• _Task objective_
Copy out the entries below in full and exactly.

(Entries with figure data)
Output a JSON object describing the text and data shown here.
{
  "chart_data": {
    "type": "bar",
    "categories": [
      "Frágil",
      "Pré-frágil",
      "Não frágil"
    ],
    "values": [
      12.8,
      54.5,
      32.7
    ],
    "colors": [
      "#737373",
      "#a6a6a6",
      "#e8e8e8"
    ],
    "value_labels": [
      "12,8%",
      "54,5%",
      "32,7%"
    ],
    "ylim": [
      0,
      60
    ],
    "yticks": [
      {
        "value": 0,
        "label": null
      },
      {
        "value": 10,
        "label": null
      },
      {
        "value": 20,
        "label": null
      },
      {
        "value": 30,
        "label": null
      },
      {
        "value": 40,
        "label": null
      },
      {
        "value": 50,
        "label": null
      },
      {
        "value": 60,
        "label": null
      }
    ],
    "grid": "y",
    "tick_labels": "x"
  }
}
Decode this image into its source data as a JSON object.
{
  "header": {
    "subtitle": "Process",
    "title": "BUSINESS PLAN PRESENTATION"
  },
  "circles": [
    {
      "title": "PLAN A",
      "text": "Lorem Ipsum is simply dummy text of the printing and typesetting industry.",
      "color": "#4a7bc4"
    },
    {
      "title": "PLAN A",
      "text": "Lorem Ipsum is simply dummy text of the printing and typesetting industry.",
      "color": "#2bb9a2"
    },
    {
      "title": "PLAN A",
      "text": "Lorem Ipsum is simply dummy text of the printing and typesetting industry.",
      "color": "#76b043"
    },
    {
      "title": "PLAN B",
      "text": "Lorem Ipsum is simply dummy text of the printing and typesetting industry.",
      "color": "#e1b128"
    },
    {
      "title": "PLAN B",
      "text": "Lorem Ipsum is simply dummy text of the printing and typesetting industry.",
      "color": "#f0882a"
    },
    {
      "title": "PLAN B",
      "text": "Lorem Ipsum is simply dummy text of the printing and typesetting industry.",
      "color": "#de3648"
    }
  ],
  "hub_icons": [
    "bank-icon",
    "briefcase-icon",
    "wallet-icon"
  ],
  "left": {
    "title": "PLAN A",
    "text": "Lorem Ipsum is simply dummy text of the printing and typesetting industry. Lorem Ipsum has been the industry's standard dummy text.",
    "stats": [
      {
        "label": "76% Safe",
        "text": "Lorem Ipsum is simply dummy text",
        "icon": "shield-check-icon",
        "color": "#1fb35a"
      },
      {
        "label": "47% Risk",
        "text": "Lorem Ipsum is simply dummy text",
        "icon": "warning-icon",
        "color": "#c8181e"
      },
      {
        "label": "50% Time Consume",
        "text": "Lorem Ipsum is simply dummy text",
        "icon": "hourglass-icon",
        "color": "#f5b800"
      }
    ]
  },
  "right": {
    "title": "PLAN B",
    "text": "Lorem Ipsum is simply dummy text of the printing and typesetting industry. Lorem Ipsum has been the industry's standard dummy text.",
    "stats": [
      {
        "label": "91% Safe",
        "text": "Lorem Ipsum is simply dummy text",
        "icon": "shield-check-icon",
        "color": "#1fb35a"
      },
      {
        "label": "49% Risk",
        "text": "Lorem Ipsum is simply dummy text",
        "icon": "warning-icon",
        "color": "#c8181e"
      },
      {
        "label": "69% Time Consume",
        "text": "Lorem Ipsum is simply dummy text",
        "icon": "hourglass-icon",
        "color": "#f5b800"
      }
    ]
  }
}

• _Solution to this exercise_
Output a JSON object describing the text and data shown here.
{
  "chart_data": {
    "type": "bar",
    "categories": [
      "Frágil",
      "Pré-frágil",
      "Não frágil"
    ],
    "values": [
      12.8,
      54.5,
      32.7
    ],
    "colors": [
      "#737373",
      "#a6a6a6",
      "#e8e8e8"
    ],
    "value_labels": [
      "12,8%",
      "54,5%",
      "32,7%"
    ],
    "ylim": [
      0,
      60
    ],
    "yticks": [
      {
        "value": 0,
        "label": null
      },
      {
        "value": 10,
        "label": null
      },
      {
        "value": 20,
        "label": null
      },
      {
        "value": 30,
        "label": null
      },
      {
        "value": 40,
        "label": null
      },
      {
        "value": 50,
        "label": null
      },
      {
        "value": 60,
        "label": null
      }
    ],
    "grid": "y",
    "tick_labels": "x"
  }
}
Decode this image into its source data as a JSON object.
{
  "header": {
    "subtitle": "Process",
    "title": "BUSINESS PLAN PRESENTATION"
  },
  "circles": [
    {
      "title": "PLAN A",
      "text": "Lorem Ipsum is simply dummy text of the printing and typesetting industry.",
      "color": "#4a7bc4"
    },
    {
      "title": "PLAN A",
      "text": "Lorem Ipsum is simply dummy text of the printing and typesetting industry.",
      "color": "#2bb9a2"
    },
    {
      "title": "PLAN A",
      "text": "Lorem Ipsum is simply dummy text of the printing and typesetting industry.",
      "color": "#76b043"
    },
    {
      "title": "PLAN B",
      "text": "Lorem Ipsum is simply dummy text of the printing and typesetting industry.",
      "color": "#e1b128"
    },
    {
      "title": "PLAN B",
      "text": "Lorem Ipsum is simply dummy text of the printing and typesetting industry.",
      "color": "#f0882a"
    },
    {
      "title": "PLAN B",
      "text": "Lorem Ipsum is simply dummy text of the printing and typesetting industry.",
      "color": "#de3648"
    }
  ],
  "hub_icons": [
    "bank-icon",
    "briefcase-icon",
    "wallet-icon"
  ],
  "left": {
    "title": "PLAN A",
    "text": "Lorem Ipsum is simply dummy text of the printing and typesetting industry. Lorem Ipsum has been the industry's standard dummy text.",
    "stats": [
      {
        "label": "76% Safe",
        "text": "Lorem Ipsum is simply dummy text",
        "icon": "shield-check-icon",
        "color": "#1fb35a"
      },
      {
        "label": "47% Risk",
        "text": "Lorem Ipsum is simply dummy text",
        "icon": "warning-icon",
        "color": "#c8181e"
      },
      {
        "label": "50% Time Consume",
        "text": "Lorem Ipsum is simply dummy text",
        "icon": "hourglass-icon",
        "color": "#f5b800"
      }
    ]
  },
  "right": {
    "title": "PLAN B",
    "text": "Lorem Ipsum is simply dummy text of the printing and typesetting industry. Lorem Ipsum has been the industry's standard dummy text.",
    "stats": [
      {
        "label": "91% Safe",
        "text": "Lorem Ipsum is simply dummy text",
        "icon": "shield-check-icon",
        "color": "#1fb35a"
      },
      {
        "label": "49% Risk",
        "text": "Lorem Ipsum is simply dummy text",
        "icon": "warning-icon",
        "color": "#c8181e"
      },
      {
        "label": "69% Time Consume",
        "text": "Lorem Ipsum is simply dummy text",
        "icon": "hourglass-icon",
        "color": "#f5b800"
      }
    ]
  }
}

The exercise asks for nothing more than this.